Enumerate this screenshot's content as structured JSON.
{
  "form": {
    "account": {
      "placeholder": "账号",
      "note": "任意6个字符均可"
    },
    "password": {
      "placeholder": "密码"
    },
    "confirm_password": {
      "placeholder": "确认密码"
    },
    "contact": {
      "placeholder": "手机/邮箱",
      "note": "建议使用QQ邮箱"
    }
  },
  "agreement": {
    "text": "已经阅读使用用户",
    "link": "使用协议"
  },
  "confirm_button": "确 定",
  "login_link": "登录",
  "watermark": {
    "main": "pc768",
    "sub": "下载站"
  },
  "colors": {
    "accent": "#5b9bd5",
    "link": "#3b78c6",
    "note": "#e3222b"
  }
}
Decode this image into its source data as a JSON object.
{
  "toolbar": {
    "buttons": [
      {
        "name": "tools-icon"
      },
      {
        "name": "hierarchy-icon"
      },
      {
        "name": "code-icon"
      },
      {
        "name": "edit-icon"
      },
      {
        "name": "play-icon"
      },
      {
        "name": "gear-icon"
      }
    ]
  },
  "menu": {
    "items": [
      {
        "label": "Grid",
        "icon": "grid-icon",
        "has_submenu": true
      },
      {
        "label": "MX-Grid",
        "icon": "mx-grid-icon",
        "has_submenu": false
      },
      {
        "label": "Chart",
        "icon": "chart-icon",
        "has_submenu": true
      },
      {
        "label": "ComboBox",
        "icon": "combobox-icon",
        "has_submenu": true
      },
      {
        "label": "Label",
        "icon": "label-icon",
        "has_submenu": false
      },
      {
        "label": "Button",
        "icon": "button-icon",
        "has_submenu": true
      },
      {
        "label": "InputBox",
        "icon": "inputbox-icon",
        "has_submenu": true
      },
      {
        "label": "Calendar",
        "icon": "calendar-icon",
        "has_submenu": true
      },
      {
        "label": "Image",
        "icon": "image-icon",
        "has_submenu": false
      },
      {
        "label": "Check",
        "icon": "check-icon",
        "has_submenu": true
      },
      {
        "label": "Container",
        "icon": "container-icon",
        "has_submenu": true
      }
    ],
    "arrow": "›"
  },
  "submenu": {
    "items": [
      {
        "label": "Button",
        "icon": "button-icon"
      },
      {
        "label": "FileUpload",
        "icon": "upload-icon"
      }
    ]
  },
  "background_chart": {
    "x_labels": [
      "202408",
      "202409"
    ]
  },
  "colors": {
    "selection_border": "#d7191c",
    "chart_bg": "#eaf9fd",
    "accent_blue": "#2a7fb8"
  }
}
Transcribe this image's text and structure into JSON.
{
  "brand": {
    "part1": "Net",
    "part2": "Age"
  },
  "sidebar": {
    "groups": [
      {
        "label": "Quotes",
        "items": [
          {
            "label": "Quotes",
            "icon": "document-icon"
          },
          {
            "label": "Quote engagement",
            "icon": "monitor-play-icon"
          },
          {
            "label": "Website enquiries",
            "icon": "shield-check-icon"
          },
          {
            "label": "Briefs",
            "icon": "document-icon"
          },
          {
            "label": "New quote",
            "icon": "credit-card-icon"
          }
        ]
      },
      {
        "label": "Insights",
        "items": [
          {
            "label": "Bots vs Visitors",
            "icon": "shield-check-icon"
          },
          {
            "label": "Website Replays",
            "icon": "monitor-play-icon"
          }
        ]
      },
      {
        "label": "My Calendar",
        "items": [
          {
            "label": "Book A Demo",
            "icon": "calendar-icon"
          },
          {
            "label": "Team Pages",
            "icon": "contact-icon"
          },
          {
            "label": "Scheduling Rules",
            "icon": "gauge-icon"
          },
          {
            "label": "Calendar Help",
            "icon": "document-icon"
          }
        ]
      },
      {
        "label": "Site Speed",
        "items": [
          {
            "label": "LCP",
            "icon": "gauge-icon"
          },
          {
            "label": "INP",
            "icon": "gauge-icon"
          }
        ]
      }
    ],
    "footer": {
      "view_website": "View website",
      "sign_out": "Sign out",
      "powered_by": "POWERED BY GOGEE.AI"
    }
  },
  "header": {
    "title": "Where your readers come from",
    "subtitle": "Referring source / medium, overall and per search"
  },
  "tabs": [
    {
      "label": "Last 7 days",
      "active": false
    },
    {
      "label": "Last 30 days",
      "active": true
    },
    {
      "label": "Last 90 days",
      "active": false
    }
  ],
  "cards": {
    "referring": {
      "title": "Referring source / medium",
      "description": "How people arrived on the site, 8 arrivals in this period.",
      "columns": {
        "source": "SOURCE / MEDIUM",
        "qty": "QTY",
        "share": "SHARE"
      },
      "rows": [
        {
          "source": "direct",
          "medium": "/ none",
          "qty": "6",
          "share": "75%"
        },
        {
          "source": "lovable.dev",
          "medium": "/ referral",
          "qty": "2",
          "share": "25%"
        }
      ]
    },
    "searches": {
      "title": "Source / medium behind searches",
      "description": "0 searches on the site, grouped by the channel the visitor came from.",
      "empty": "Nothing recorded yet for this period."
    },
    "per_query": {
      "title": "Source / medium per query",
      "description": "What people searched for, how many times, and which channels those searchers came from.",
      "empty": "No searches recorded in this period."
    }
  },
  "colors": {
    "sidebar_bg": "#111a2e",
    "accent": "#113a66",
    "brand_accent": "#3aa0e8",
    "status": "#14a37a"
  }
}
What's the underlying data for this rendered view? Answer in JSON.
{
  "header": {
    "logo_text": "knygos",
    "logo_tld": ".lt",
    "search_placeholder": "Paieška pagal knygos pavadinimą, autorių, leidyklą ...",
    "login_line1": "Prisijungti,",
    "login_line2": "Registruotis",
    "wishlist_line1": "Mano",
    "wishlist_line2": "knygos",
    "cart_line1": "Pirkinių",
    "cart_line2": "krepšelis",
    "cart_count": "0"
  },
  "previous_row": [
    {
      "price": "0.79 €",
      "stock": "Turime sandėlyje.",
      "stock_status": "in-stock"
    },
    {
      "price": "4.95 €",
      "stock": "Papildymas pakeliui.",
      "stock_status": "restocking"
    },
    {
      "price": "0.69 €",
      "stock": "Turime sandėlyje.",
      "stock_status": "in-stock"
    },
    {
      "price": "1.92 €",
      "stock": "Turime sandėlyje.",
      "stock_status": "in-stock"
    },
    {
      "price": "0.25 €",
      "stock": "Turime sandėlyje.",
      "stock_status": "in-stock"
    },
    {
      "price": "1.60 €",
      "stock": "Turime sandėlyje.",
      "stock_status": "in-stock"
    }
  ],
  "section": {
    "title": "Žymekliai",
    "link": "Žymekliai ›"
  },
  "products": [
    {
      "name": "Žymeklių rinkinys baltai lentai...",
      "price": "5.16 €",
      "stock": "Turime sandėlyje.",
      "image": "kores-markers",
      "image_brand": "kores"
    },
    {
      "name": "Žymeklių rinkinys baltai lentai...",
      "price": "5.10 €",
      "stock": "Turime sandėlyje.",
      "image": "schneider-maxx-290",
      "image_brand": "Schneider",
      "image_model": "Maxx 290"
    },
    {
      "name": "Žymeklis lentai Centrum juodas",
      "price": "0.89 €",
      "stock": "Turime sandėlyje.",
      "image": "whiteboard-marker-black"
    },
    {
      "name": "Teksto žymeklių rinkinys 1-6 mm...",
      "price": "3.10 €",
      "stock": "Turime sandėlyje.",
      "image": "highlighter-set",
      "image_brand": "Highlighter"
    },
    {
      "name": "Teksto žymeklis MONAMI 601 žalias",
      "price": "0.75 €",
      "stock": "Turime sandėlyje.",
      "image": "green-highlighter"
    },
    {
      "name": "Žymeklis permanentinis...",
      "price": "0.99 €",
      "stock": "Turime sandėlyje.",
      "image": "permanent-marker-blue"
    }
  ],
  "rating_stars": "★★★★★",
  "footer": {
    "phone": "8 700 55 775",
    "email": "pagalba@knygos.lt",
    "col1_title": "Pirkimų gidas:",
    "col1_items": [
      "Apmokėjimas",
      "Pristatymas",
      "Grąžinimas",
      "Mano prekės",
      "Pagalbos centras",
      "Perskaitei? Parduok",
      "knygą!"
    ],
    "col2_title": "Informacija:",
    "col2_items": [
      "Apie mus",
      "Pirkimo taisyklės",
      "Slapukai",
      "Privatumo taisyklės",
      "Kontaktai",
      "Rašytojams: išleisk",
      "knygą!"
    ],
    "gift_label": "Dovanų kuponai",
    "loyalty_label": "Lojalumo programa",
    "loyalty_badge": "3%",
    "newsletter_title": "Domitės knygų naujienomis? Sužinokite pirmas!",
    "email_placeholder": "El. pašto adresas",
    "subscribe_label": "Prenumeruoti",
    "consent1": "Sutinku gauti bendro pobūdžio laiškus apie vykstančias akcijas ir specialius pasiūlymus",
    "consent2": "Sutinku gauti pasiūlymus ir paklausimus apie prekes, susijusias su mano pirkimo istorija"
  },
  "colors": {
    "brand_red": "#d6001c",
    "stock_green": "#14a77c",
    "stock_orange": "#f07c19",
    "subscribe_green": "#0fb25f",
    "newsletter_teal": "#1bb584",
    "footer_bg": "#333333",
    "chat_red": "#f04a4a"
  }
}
○ ○ ○ ○
**Objective:** Report the number of lines above containing the word "What", with no other text.

**The answer:** 2